─── Records for this task ───
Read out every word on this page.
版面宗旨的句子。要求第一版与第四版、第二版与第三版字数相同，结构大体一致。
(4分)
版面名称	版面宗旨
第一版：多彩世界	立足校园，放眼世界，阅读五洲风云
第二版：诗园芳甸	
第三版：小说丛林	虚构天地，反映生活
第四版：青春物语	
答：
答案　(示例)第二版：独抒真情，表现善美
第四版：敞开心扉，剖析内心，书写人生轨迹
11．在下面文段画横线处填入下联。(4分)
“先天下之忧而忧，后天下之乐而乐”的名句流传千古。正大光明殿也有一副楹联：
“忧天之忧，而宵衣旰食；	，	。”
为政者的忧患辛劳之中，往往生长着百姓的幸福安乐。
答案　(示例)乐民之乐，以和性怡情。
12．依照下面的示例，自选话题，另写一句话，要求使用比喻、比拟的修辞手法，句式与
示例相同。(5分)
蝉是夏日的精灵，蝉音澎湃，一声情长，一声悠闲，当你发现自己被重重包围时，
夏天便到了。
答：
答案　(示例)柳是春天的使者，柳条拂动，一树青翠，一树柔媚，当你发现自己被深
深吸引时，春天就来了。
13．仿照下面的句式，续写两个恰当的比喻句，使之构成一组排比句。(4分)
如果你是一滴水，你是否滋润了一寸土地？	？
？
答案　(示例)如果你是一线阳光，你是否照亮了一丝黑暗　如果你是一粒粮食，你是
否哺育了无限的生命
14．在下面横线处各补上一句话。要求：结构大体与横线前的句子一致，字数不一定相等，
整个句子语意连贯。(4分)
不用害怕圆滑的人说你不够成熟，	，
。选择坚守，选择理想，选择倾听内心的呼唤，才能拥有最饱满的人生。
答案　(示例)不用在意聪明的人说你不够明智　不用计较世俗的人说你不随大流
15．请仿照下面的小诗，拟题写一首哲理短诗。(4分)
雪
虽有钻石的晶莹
───
Problem statement
Copy out every line of the data above, exactly as given.

Answer for the task
Read out every word on this page.
版面宗旨的句子。要求第一版与第四版、第二版与第三版字数相同，结构大体一致。
(4分)
版面名称	版面宗旨
第一版：多彩世界	立足校园，放眼世界，阅读五洲风云
第二版：诗园芳甸	
第三版：小说丛林	虚构天地，反映生活
第四版：青春物语	
答：
答案　(示例)第二版：独抒真情，表现善美
第四版：敞开心扉，剖析内心，书写人生轨迹
11．在下面文段画横线处填入下联。(4分)
“先天下之忧而忧，后天下之乐而乐”的名句流传千古。正大光明殿也有一副楹联：
“忧天之忧，而宵衣旰食；	，	。”
为政者的忧患辛劳之中，往往生长着百姓的幸福安乐。
答案　(示例)乐民之乐，以和性怡情。
12．依照下面的示例，自选话题，另写一句话，要求使用比喻、比拟的修辞手法，句式与
示例相同。(5分)
蝉是夏日的精灵，蝉音澎湃，一声情长，一声悠闲，当你发现自己被重重包围时，
夏天便到了。
答：
答案　(示例)柳是春天的使者，柳条拂动，一树青翠，一树柔媚，当你发现自己被深
深吸引时，春天就来了。
13．仿照下面的句式，续写两个恰当的比喻句，使之构成一组排比句。(4分)
如果你是一滴水，你是否滋润了一寸土地？	？
？
答案　(示例)如果你是一线阳光，你是否照亮了一丝黑暗　如果你是一粒粮食，你是
否哺育了无限的生命
14．在下面横线处各补上一句话。要求：结构大体与横线前的句子一致，字数不一定相等，
整个句子语意连贯。(4分)
不用害怕圆滑的人说你不够成熟，	，
。选择坚守，选择理想，选择倾听内心的呼唤，才能拥有最饱满的人生。
答案　(示例)不用在意聪明的人说你不够明智　不用计较世俗的人说你不随大流
15．请仿照下面的小诗，拟题写一首哲理短诗。(4分)
雪
虽有钻石的晶莹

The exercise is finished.